◆ **WORK REQUIRED**
Write out each record below exactly as it appears, with no pictures.

◆ **RECORDED DATA**
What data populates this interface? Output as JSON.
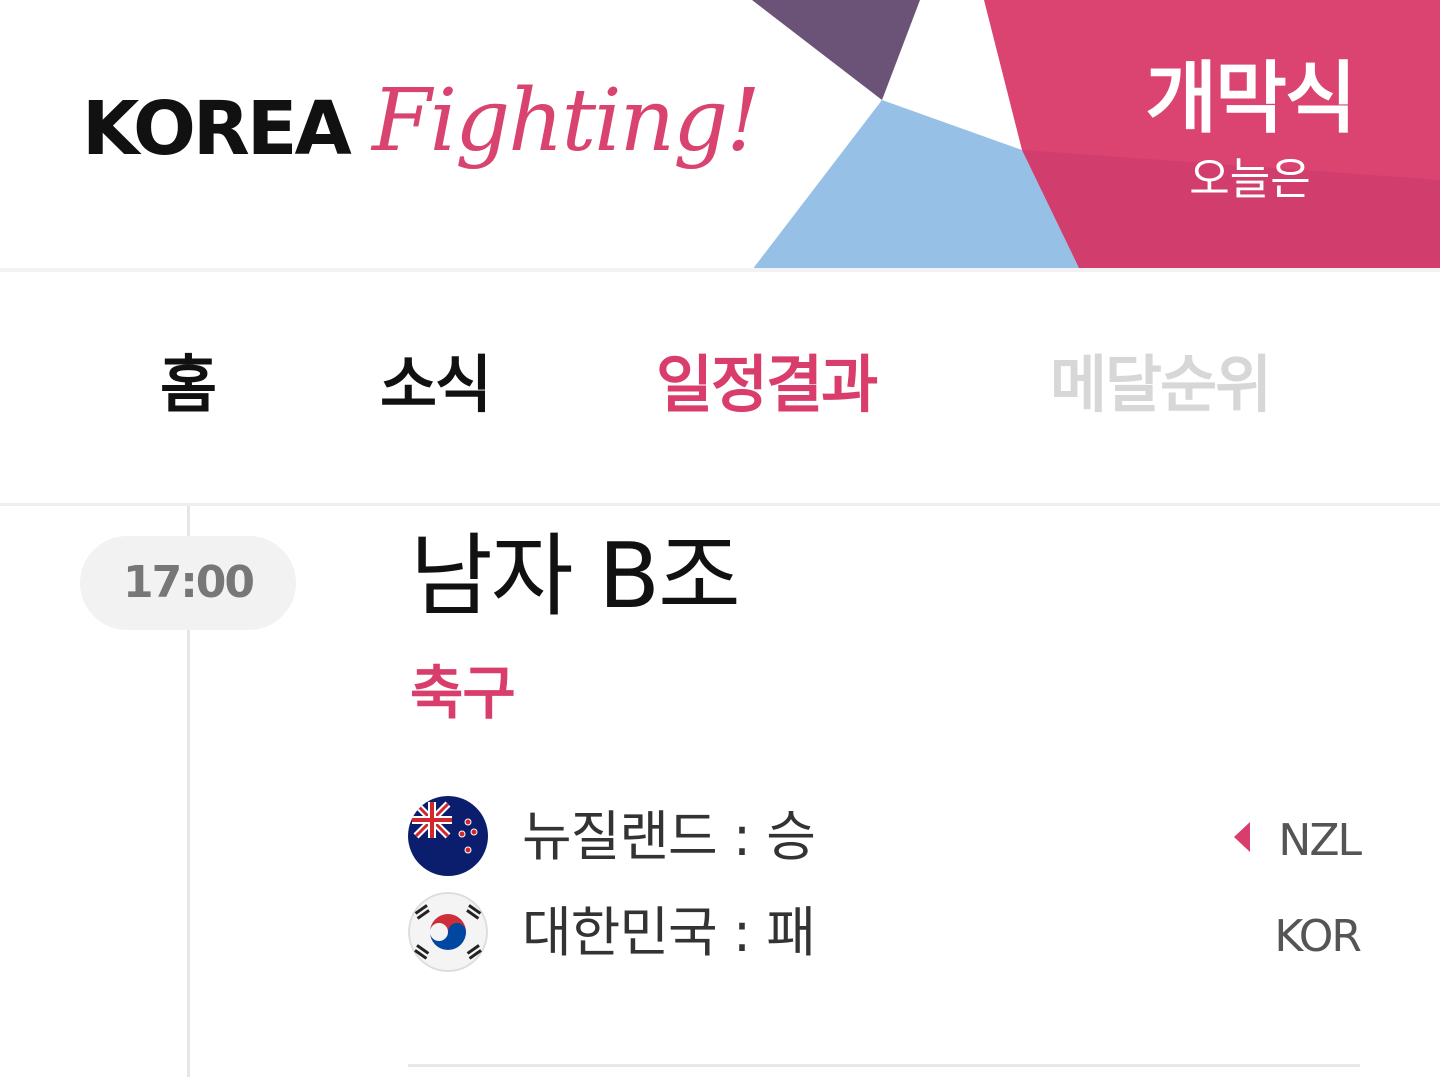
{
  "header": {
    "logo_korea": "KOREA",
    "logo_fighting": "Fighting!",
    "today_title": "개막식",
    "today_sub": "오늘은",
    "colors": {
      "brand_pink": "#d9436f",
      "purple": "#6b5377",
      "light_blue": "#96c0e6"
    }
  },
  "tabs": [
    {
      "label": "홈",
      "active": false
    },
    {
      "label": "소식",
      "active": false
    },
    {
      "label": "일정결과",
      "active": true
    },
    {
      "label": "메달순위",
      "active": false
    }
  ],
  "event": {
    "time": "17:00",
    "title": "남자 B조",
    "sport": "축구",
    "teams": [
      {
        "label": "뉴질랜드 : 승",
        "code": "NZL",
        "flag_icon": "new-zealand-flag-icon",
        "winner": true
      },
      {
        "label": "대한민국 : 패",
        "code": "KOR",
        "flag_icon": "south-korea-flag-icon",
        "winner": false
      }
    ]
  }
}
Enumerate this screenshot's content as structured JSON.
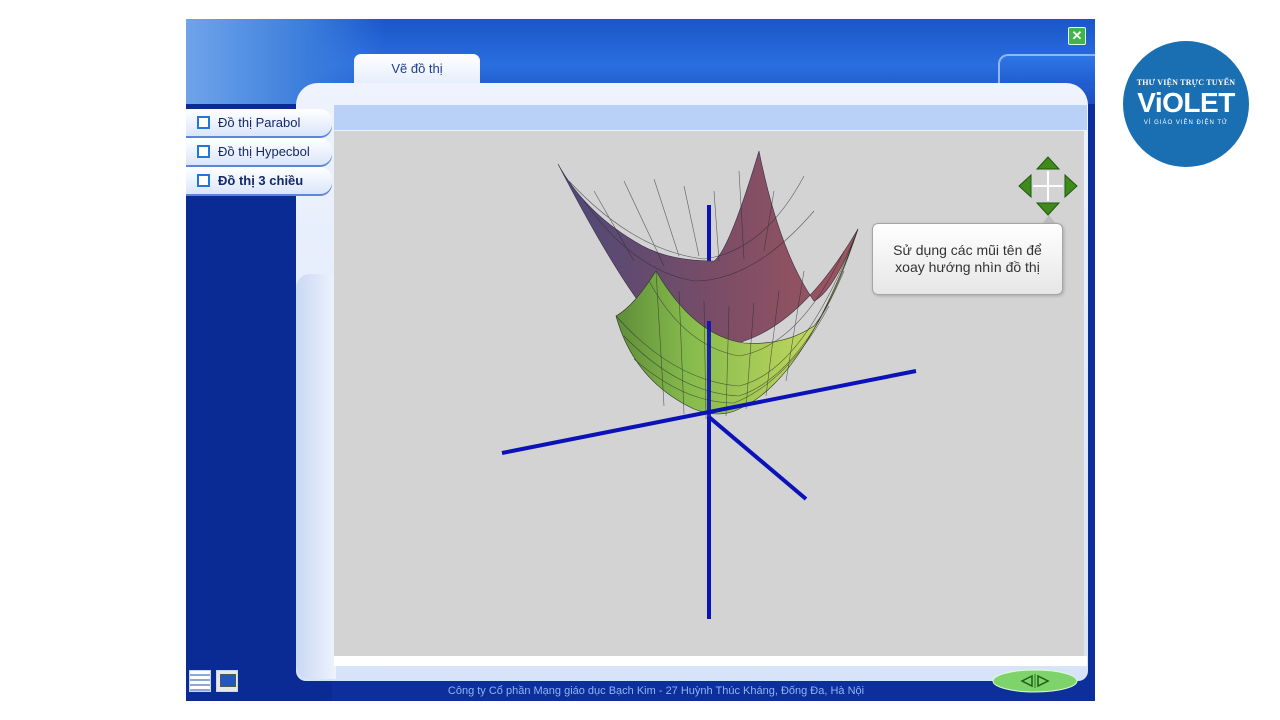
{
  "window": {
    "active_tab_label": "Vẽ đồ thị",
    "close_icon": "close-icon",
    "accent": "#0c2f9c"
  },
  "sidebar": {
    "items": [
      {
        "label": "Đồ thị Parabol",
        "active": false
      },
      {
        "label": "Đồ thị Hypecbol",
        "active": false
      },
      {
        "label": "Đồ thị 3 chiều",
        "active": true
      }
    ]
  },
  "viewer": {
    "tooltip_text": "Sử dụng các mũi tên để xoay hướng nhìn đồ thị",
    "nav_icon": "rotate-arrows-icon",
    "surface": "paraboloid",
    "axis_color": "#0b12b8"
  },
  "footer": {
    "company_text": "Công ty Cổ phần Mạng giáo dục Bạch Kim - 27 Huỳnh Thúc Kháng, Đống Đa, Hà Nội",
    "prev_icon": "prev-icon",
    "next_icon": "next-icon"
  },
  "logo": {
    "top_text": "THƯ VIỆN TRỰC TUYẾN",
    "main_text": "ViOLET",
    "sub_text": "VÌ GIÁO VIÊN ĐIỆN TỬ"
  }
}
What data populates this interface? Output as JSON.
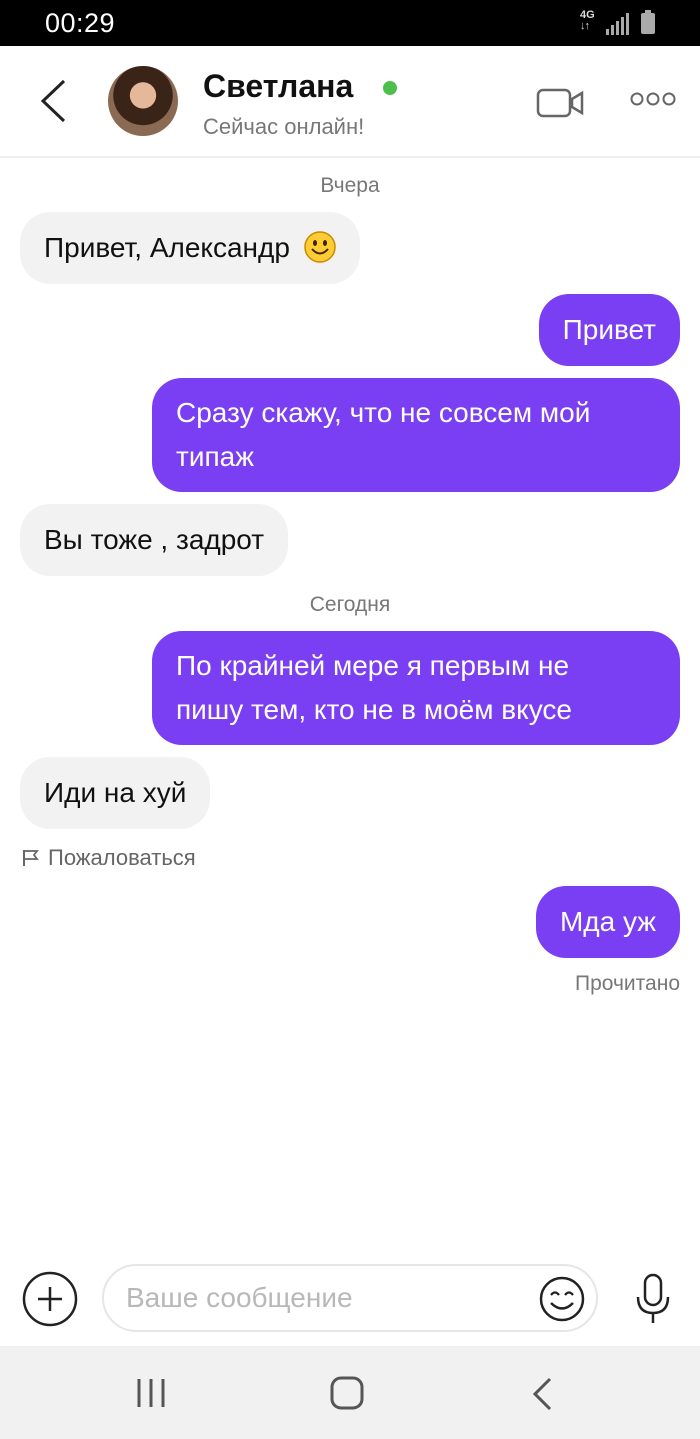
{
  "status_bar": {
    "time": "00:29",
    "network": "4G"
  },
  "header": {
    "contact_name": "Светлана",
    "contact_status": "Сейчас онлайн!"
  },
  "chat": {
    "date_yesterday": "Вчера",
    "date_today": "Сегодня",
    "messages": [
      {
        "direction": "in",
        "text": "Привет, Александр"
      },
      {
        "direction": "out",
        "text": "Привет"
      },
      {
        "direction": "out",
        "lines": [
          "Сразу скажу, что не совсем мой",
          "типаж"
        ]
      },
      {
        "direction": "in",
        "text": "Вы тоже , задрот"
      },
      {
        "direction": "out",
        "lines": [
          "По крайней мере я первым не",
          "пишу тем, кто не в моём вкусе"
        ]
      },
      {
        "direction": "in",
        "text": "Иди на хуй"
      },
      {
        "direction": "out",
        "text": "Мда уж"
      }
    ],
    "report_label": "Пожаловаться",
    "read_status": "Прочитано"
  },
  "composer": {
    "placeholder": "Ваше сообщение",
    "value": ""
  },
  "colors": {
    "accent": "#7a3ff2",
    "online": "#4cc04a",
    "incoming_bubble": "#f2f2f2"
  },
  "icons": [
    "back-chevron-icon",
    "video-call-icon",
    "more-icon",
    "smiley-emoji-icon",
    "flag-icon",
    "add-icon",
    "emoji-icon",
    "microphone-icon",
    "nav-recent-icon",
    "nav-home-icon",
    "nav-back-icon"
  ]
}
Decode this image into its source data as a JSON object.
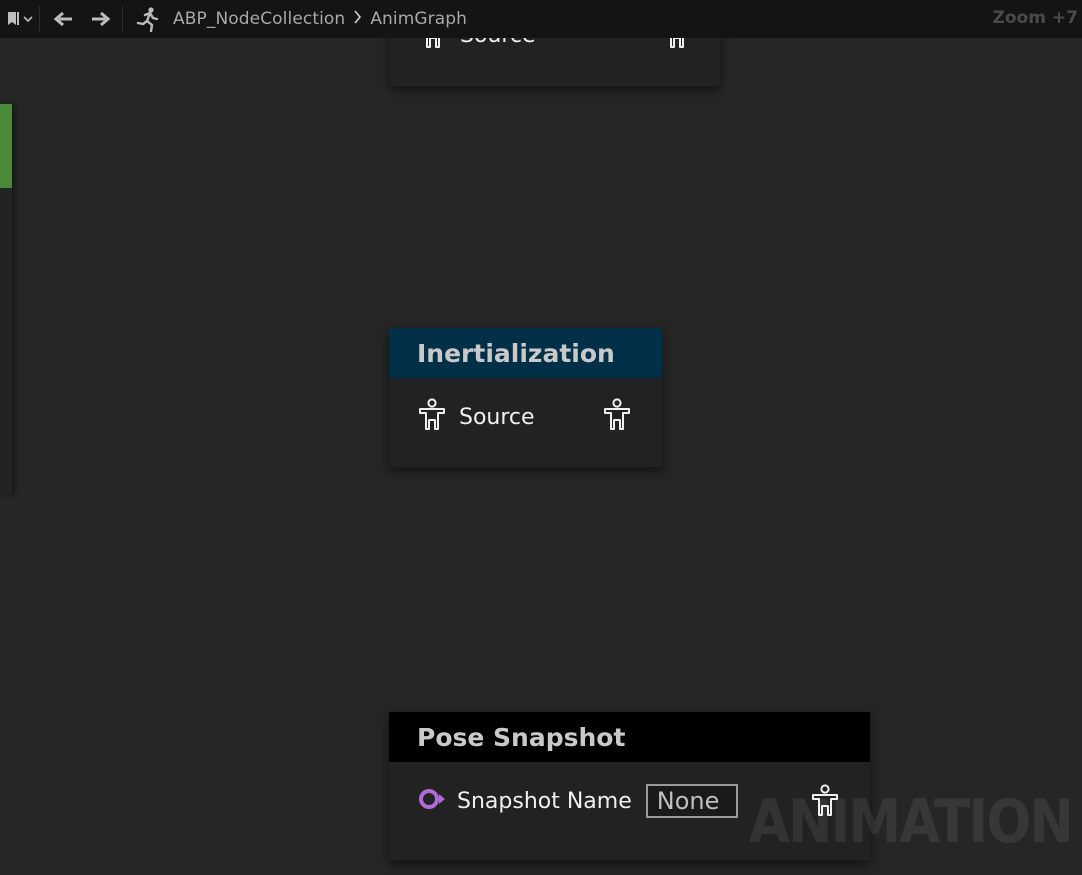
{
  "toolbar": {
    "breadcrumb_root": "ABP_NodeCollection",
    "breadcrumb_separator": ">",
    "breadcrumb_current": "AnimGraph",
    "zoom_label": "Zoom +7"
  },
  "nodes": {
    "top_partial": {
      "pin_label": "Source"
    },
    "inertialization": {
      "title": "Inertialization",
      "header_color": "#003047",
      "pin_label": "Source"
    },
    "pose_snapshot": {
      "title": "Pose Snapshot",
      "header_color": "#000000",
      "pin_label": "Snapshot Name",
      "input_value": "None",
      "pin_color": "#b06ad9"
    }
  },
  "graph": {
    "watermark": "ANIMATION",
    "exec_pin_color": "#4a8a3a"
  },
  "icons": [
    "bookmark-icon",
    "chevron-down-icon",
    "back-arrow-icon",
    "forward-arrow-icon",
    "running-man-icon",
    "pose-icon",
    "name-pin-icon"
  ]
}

◆ **TASK OUTPUT**
What data populates this interface? Output as JSON.
{
  "header": {
    "logo_korea": "KOREA",
    "logo_fighting": "Fighting!",
    "today_title": "개막식",
    "today_sub": "오늘은",
    "colors": {
      "brand_pink": "#d9436f",
      "purple": "#6b5377",
      "light_blue": "#96c0e6"
    }
  },
  "tabs": [
    {
      "label": "홈",
      "active": false
    },
    {
      "label": "소식",
      "active": false
    },
    {
      "label": "일정결과",
      "active": true
    },
    {
      "label": "메달순위",
      "active": false
    }
  ],
  "event": {
    "time": "17:00",
    "title": "남자 B조",
    "sport": "축구",
    "teams": [
      {
        "label": "뉴질랜드 : 승",
        "code": "NZL",
        "flag_icon": "new-zealand-flag-icon",
        "winner": true
      },
      {
        "label": "대한민국 : 패",
        "code": "KOR",
        "flag_icon": "south-korea-flag-icon",
        "winner": false
      }
    ]
  }
}
Enumerate this screenshot's content as structured JSON.
{
  "window": {
    "active_tab_label": "Vẽ đồ thị",
    "close_icon": "close-icon",
    "accent": "#0c2f9c"
  },
  "sidebar": {
    "items": [
      {
        "label": "Đồ thị Parabol",
        "active": false
      },
      {
        "label": "Đồ thị Hypecbol",
        "active": false
      },
      {
        "label": "Đồ thị 3 chiều",
        "active": true
      }
    ]
  },
  "viewer": {
    "tooltip_text": "Sử dụng các mũi tên để xoay hướng nhìn đồ thị",
    "nav_icon": "rotate-arrows-icon",
    "surface": "paraboloid",
    "axis_color": "#0b12b8"
  },
  "footer": {
    "company_text": "Công ty Cổ phần Mạng giáo dục Bạch Kim - 27 Huỳnh Thúc Kháng, Đống Đa, Hà Nội",
    "prev_icon": "prev-icon",
    "next_icon": "next-icon"
  },
  "logo": {
    "top_text": "THƯ VIỆN TRỰC TUYẾN",
    "main_text": "ViOLET",
    "sub_text": "VÌ GIÁO VIÊN ĐIỆN TỬ"
  }
}
What data populates this interface? Output as JSON.
{
  "status_bar": {
    "time": "00:29",
    "network": "4G"
  },
  "header": {
    "contact_name": "Светлана",
    "contact_status": "Сейчас онлайн!"
  },
  "chat": {
    "date_yesterday": "Вчера",
    "date_today": "Сегодня",
    "messages": [
      {
        "direction": "in",
        "text": "Привет, Александр"
      },
      {
        "direction": "out",
        "text": "Привет"
      },
      {
        "direction": "out",
        "lines": [
          "Сразу скажу, что не совсем мой",
          "типаж"
        ]
      },
      {
        "direction": "in",
        "text": "Вы тоже , задрот"
      },
      {
        "direction": "out",
        "lines": [
          "По крайней мере я первым не",
          "пишу тем, кто не в моём вкусе"
        ]
      },
      {
        "direction": "in",
        "text": "Иди на хуй"
      },
      {
        "direction": "out",
        "text": "Мда уж"
      }
    ],
    "report_label": "Пожаловаться",
    "read_status": "Прочитано"
  },
  "composer": {
    "placeholder": "Ваше сообщение",
    "value": ""
  },
  "colors": {
    "accent": "#7a3ff2",
    "online": "#4cc04a",
    "incoming_bubble": "#f2f2f2"
  },
  "icons": [
    "back-chevron-icon",
    "video-call-icon",
    "more-icon",
    "smiley-emoji-icon",
    "flag-icon",
    "add-icon",
    "emoji-icon",
    "microphone-icon",
    "nav-recent-icon",
    "nav-home-icon",
    "nav-back-icon"
  ]
}
Decode this image into its source data as a JSON object.
{
  "toolbar": {
    "breadcrumb_root": "ABP_NodeCollection",
    "breadcrumb_separator": ">",
    "breadcrumb_current": "AnimGraph",
    "zoom_label": "Zoom +7"
  },
  "nodes": {
    "top_partial": {
      "pin_label": "Source"
    },
    "inertialization": {
      "title": "Inertialization",
      "header_color": "#003047",
      "pin_label": "Source"
    },
    "pose_snapshot": {
      "title": "Pose Snapshot",
      "header_color": "#000000",
      "pin_label": "Snapshot Name",
      "input_value": "None",
      "pin_color": "#b06ad9"
    }
  },
  "graph": {
    "watermark": "ANIMATION",
    "exec_pin_color": "#4a8a3a"
  },
  "icons": [
    "bookmark-icon",
    "chevron-down-icon",
    "back-arrow-icon",
    "forward-arrow-icon",
    "running-man-icon",
    "pose-icon",
    "name-pin-icon"
  ]
}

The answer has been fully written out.